(Extracted data entries)

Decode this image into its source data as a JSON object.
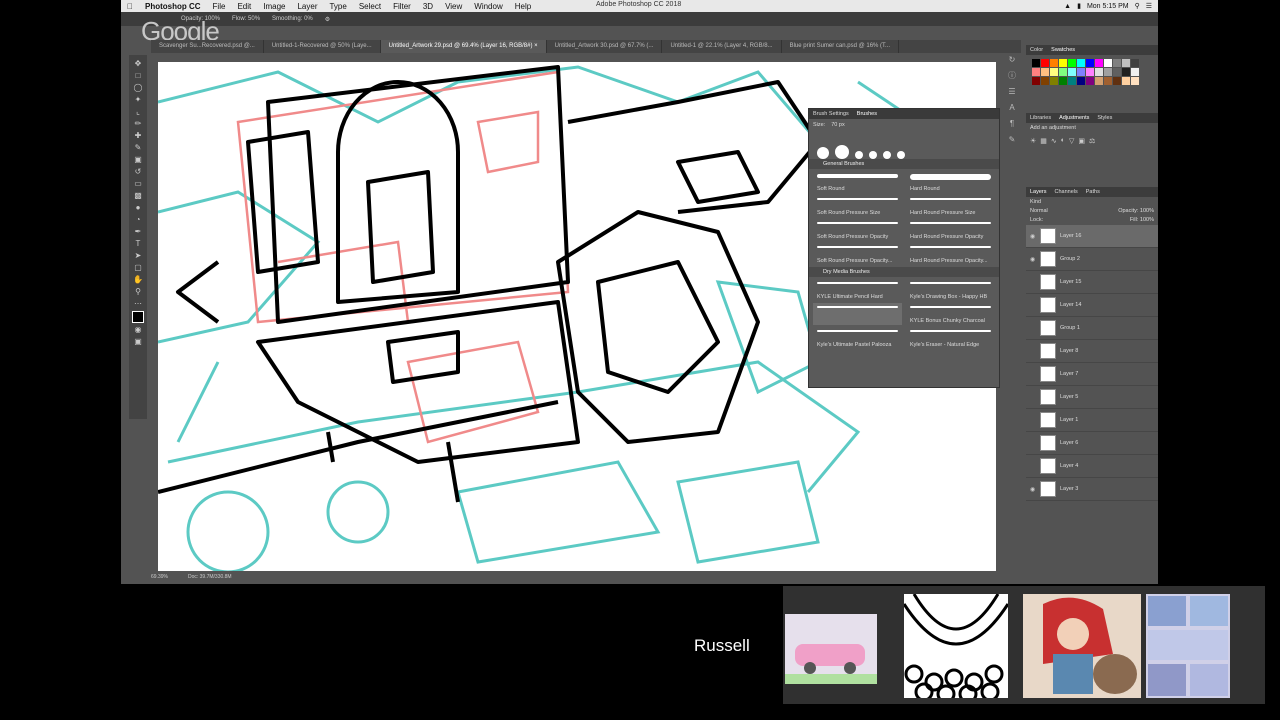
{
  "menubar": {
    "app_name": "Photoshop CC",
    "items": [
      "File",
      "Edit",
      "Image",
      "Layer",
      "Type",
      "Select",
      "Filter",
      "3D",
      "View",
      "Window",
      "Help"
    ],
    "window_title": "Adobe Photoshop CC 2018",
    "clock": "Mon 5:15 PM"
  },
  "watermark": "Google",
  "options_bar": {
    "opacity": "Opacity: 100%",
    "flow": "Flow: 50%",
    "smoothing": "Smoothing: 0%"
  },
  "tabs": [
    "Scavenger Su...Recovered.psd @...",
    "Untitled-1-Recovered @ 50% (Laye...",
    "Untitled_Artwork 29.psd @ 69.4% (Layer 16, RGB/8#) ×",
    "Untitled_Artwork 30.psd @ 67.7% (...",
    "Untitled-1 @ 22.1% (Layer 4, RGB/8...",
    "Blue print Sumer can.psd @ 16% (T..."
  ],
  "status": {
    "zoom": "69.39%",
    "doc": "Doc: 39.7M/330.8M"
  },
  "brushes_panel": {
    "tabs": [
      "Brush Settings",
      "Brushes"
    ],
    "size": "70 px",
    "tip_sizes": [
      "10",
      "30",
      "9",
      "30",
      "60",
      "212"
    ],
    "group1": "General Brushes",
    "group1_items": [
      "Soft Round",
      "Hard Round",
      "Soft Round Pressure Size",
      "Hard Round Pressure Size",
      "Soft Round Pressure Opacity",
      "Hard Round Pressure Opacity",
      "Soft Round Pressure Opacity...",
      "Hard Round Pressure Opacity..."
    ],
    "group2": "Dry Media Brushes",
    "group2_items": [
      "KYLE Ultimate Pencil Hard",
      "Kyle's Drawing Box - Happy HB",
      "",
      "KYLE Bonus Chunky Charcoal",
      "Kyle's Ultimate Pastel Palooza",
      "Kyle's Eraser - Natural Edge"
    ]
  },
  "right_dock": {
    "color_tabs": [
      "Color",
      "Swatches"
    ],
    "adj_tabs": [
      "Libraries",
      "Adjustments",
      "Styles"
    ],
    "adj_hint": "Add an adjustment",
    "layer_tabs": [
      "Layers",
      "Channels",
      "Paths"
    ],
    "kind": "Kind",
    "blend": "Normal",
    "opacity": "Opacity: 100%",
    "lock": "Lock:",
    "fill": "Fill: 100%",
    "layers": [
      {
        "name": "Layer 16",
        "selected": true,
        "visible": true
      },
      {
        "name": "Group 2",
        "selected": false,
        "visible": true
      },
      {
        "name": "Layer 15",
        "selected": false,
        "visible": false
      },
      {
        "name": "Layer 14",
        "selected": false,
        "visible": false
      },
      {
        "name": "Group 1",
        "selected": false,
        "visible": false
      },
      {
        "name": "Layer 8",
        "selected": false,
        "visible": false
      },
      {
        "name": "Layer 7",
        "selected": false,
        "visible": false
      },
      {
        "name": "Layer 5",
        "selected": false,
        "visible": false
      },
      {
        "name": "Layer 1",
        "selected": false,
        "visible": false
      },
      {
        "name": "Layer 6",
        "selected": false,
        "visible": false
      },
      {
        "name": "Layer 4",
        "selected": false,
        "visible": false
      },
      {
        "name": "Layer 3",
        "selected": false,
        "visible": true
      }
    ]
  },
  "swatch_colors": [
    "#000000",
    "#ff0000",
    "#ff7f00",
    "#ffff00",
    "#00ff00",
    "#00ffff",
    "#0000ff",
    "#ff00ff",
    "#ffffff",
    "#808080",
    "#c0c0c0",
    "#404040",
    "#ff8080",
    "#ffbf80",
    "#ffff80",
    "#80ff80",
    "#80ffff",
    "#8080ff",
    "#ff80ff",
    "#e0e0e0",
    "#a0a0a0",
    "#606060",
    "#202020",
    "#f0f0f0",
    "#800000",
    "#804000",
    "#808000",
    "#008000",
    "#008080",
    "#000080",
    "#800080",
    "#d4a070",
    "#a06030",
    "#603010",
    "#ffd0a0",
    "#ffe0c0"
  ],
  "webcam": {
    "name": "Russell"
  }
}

--- WHAT YOU ARE ASKED TO DO ---
From the entries above, output every line exactly and omit any image.

--- RESULT OF THIS TASK ---
Decode this image into its source data as a JSON object.
{
  "menubar": {
    "app_name": "Photoshop CC",
    "items": [
      "File",
      "Edit",
      "Image",
      "Layer",
      "Type",
      "Select",
      "Filter",
      "3D",
      "View",
      "Window",
      "Help"
    ],
    "window_title": "Adobe Photoshop CC 2018",
    "clock": "Mon 5:15 PM"
  },
  "watermark": "Google",
  "options_bar": {
    "opacity": "Opacity: 100%",
    "flow": "Flow: 50%",
    "smoothing": "Smoothing: 0%"
  },
  "tabs": [
    "Scavenger Su...Recovered.psd @...",
    "Untitled-1-Recovered @ 50% (Laye...",
    "Untitled_Artwork 29.psd @ 69.4% (Layer 16, RGB/8#) ×",
    "Untitled_Artwork 30.psd @ 67.7% (...",
    "Untitled-1 @ 22.1% (Layer 4, RGB/8...",
    "Blue print Sumer can.psd @ 16% (T..."
  ],
  "status": {
    "zoom": "69.39%",
    "doc": "Doc: 39.7M/330.8M"
  },
  "brushes_panel": {
    "tabs": [
      "Brush Settings",
      "Brushes"
    ],
    "size": "70 px",
    "tip_sizes": [
      "10",
      "30",
      "9",
      "30",
      "60",
      "212"
    ],
    "group1": "General Brushes",
    "group1_items": [
      "Soft Round",
      "Hard Round",
      "Soft Round Pressure Size",
      "Hard Round Pressure Size",
      "Soft Round Pressure Opacity",
      "Hard Round Pressure Opacity",
      "Soft Round Pressure Opacity...",
      "Hard Round Pressure Opacity..."
    ],
    "group2": "Dry Media Brushes",
    "group2_items": [
      "KYLE Ultimate Pencil Hard",
      "Kyle's Drawing Box - Happy HB",
      "",
      "KYLE Bonus Chunky Charcoal",
      "Kyle's Ultimate Pastel Palooza",
      "Kyle's Eraser - Natural Edge"
    ]
  },
  "right_dock": {
    "color_tabs": [
      "Color",
      "Swatches"
    ],
    "adj_tabs": [
      "Libraries",
      "Adjustments",
      "Styles"
    ],
    "adj_hint": "Add an adjustment",
    "layer_tabs": [
      "Layers",
      "Channels",
      "Paths"
    ],
    "kind": "Kind",
    "blend": "Normal",
    "opacity": "Opacity: 100%",
    "lock": "Lock:",
    "fill": "Fill: 100%",
    "layers": [
      {
        "name": "Layer 16",
        "selected": true,
        "visible": true
      },
      {
        "name": "Group 2",
        "selected": false,
        "visible": true
      },
      {
        "name": "Layer 15",
        "selected": false,
        "visible": false
      },
      {
        "name": "Layer 14",
        "selected": false,
        "visible": false
      },
      {
        "name": "Group 1",
        "selected": false,
        "visible": false
      },
      {
        "name": "Layer 8",
        "selected": false,
        "visible": false
      },
      {
        "name": "Layer 7",
        "selected": false,
        "visible": false
      },
      {
        "name": "Layer 5",
        "selected": false,
        "visible": false
      },
      {
        "name": "Layer 1",
        "selected": false,
        "visible": false
      },
      {
        "name": "Layer 6",
        "selected": false,
        "visible": false
      },
      {
        "name": "Layer 4",
        "selected": false,
        "visible": false
      },
      {
        "name": "Layer 3",
        "selected": false,
        "visible": true
      }
    ]
  },
  "swatch_colors": [
    "#000000",
    "#ff0000",
    "#ff7f00",
    "#ffff00",
    "#00ff00",
    "#00ffff",
    "#0000ff",
    "#ff00ff",
    "#ffffff",
    "#808080",
    "#c0c0c0",
    "#404040",
    "#ff8080",
    "#ffbf80",
    "#ffff80",
    "#80ff80",
    "#80ffff",
    "#8080ff",
    "#ff80ff",
    "#e0e0e0",
    "#a0a0a0",
    "#606060",
    "#202020",
    "#f0f0f0",
    "#800000",
    "#804000",
    "#808000",
    "#008000",
    "#008080",
    "#000080",
    "#800080",
    "#d4a070",
    "#a06030",
    "#603010",
    "#ffd0a0",
    "#ffe0c0"
  ],
  "webcam": {
    "name": "Russell"
  }
}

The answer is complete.